▸ What you should do:
Each entry has to be copied exactly, with nothing missed.

▸ Dataset:
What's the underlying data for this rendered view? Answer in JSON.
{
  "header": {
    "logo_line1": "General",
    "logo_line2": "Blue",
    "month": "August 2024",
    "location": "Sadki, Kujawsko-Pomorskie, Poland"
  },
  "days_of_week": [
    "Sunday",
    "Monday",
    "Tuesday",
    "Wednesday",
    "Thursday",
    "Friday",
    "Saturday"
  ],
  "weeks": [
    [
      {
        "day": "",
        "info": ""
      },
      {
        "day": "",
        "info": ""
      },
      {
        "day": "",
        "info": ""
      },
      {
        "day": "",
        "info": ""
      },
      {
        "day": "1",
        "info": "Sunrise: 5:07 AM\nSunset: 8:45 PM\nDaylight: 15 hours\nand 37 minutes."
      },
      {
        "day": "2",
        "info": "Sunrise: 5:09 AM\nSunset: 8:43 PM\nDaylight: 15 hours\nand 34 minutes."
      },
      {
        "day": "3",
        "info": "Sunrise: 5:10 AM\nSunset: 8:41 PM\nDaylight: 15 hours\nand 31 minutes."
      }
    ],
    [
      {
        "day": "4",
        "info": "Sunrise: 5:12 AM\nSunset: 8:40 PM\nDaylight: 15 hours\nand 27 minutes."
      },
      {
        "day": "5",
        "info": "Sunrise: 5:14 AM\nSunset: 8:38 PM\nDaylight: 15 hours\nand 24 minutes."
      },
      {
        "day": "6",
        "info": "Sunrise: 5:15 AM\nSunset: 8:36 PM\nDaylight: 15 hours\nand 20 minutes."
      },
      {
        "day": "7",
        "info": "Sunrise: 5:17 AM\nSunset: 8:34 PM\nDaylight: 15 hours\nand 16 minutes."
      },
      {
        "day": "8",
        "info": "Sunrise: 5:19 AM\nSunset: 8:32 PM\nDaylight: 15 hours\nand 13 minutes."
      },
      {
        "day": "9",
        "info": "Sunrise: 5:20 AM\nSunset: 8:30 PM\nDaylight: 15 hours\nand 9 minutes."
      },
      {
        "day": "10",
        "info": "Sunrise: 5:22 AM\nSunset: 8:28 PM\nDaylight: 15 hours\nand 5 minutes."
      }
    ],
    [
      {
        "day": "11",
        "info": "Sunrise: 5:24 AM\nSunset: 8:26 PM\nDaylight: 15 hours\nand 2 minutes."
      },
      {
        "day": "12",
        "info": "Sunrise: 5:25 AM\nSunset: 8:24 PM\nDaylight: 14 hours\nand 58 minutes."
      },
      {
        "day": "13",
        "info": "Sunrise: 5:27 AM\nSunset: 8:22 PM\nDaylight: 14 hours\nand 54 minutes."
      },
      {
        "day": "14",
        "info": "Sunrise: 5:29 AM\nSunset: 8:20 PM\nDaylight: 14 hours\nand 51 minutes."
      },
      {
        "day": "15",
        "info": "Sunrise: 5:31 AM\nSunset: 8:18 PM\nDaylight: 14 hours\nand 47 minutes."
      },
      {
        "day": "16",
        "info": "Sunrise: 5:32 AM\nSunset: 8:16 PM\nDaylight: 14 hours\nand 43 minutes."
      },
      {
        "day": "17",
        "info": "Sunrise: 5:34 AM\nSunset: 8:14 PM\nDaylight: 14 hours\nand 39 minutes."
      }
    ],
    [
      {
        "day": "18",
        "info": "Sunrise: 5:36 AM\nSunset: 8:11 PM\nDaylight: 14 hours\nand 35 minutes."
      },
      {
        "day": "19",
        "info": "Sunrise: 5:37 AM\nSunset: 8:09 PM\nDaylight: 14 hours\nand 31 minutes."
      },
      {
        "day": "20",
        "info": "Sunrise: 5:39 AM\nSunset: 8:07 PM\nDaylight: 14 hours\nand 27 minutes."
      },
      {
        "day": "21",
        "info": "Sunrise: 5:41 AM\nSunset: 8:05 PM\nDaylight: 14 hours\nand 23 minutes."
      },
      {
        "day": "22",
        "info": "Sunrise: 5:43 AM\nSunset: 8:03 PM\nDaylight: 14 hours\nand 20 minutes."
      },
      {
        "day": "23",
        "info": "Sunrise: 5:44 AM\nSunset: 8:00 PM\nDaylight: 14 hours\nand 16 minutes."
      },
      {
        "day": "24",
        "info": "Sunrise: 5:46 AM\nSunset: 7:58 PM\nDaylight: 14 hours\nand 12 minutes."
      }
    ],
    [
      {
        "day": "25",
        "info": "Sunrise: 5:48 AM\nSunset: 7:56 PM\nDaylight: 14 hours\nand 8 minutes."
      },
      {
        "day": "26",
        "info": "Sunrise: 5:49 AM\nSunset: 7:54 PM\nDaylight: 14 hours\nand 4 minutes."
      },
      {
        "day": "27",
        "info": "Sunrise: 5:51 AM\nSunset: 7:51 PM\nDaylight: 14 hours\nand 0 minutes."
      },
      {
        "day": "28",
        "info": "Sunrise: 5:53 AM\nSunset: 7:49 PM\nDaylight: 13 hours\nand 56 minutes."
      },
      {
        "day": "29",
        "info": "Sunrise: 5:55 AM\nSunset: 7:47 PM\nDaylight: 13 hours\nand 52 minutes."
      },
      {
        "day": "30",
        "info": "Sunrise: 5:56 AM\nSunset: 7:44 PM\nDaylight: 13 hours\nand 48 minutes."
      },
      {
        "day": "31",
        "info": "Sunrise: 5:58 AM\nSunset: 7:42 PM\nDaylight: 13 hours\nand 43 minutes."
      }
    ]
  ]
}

▸ Task solution:
What's the underlying data for this rendered view? Answer in JSON.
{
  "header": {
    "logo_line1": "General",
    "logo_line2": "Blue",
    "month": "August 2024",
    "location": "Sadki, Kujawsko-Pomorskie, Poland"
  },
  "days_of_week": [
    "Sunday",
    "Monday",
    "Tuesday",
    "Wednesday",
    "Thursday",
    "Friday",
    "Saturday"
  ],
  "weeks": [
    [
      {
        "day": "",
        "info": ""
      },
      {
        "day": "",
        "info": ""
      },
      {
        "day": "",
        "info": ""
      },
      {
        "day": "",
        "info": ""
      },
      {
        "day": "1",
        "info": "Sunrise: 5:07 AM\nSunset: 8:45 PM\nDaylight: 15 hours\nand 37 minutes."
      },
      {
        "day": "2",
        "info": "Sunrise: 5:09 AM\nSunset: 8:43 PM\nDaylight: 15 hours\nand 34 minutes."
      },
      {
        "day": "3",
        "info": "Sunrise: 5:10 AM\nSunset: 8:41 PM\nDaylight: 15 hours\nand 31 minutes."
      }
    ],
    [
      {
        "day": "4",
        "info": "Sunrise: 5:12 AM\nSunset: 8:40 PM\nDaylight: 15 hours\nand 27 minutes."
      },
      {
        "day": "5",
        "info": "Sunrise: 5:14 AM\nSunset: 8:38 PM\nDaylight: 15 hours\nand 24 minutes."
      },
      {
        "day": "6",
        "info": "Sunrise: 5:15 AM\nSunset: 8:36 PM\nDaylight: 15 hours\nand 20 minutes."
      },
      {
        "day": "7",
        "info": "Sunrise: 5:17 AM\nSunset: 8:34 PM\nDaylight: 15 hours\nand 16 minutes."
      },
      {
        "day": "8",
        "info": "Sunrise: 5:19 AM\nSunset: 8:32 PM\nDaylight: 15 hours\nand 13 minutes."
      },
      {
        "day": "9",
        "info": "Sunrise: 5:20 AM\nSunset: 8:30 PM\nDaylight: 15 hours\nand 9 minutes."
      },
      {
        "day": "10",
        "info": "Sunrise: 5:22 AM\nSunset: 8:28 PM\nDaylight: 15 hours\nand 5 minutes."
      }
    ],
    [
      {
        "day": "11",
        "info": "Sunrise: 5:24 AM\nSunset: 8:26 PM\nDaylight: 15 hours\nand 2 minutes."
      },
      {
        "day": "12",
        "info": "Sunrise: 5:25 AM\nSunset: 8:24 PM\nDaylight: 14 hours\nand 58 minutes."
      },
      {
        "day": "13",
        "info": "Sunrise: 5:27 AM\nSunset: 8:22 PM\nDaylight: 14 hours\nand 54 minutes."
      },
      {
        "day": "14",
        "info": "Sunrise: 5:29 AM\nSunset: 8:20 PM\nDaylight: 14 hours\nand 51 minutes."
      },
      {
        "day": "15",
        "info": "Sunrise: 5:31 AM\nSunset: 8:18 PM\nDaylight: 14 hours\nand 47 minutes."
      },
      {
        "day": "16",
        "info": "Sunrise: 5:32 AM\nSunset: 8:16 PM\nDaylight: 14 hours\nand 43 minutes."
      },
      {
        "day": "17",
        "info": "Sunrise: 5:34 AM\nSunset: 8:14 PM\nDaylight: 14 hours\nand 39 minutes."
      }
    ],
    [
      {
        "day": "18",
        "info": "Sunrise: 5:36 AM\nSunset: 8:11 PM\nDaylight: 14 hours\nand 35 minutes."
      },
      {
        "day": "19",
        "info": "Sunrise: 5:37 AM\nSunset: 8:09 PM\nDaylight: 14 hours\nand 31 minutes."
      },
      {
        "day": "20",
        "info": "Sunrise: 5:39 AM\nSunset: 8:07 PM\nDaylight: 14 hours\nand 27 minutes."
      },
      {
        "day": "21",
        "info": "Sunrise: 5:41 AM\nSunset: 8:05 PM\nDaylight: 14 hours\nand 23 minutes."
      },
      {
        "day": "22",
        "info": "Sunrise: 5:43 AM\nSunset: 8:03 PM\nDaylight: 14 hours\nand 20 minutes."
      },
      {
        "day": "23",
        "info": "Sunrise: 5:44 AM\nSunset: 8:00 PM\nDaylight: 14 hours\nand 16 minutes."
      },
      {
        "day": "24",
        "info": "Sunrise: 5:46 AM\nSunset: 7:58 PM\nDaylight: 14 hours\nand 12 minutes."
      }
    ],
    [
      {
        "day": "25",
        "info": "Sunrise: 5:48 AM\nSunset: 7:56 PM\nDaylight: 14 hours\nand 8 minutes."
      },
      {
        "day": "26",
        "info": "Sunrise: 5:49 AM\nSunset: 7:54 PM\nDaylight: 14 hours\nand 4 minutes."
      },
      {
        "day": "27",
        "info": "Sunrise: 5:51 AM\nSunset: 7:51 PM\nDaylight: 14 hours\nand 0 minutes."
      },
      {
        "day": "28",
        "info": "Sunrise: 5:53 AM\nSunset: 7:49 PM\nDaylight: 13 hours\nand 56 minutes."
      },
      {
        "day": "29",
        "info": "Sunrise: 5:55 AM\nSunset: 7:47 PM\nDaylight: 13 hours\nand 52 minutes."
      },
      {
        "day": "30",
        "info": "Sunrise: 5:56 AM\nSunset: 7:44 PM\nDaylight: 13 hours\nand 48 minutes."
      },
      {
        "day": "31",
        "info": "Sunrise: 5:58 AM\nSunset: 7:42 PM\nDaylight: 13 hours\nand 43 minutes."
      }
    ]
  ]
}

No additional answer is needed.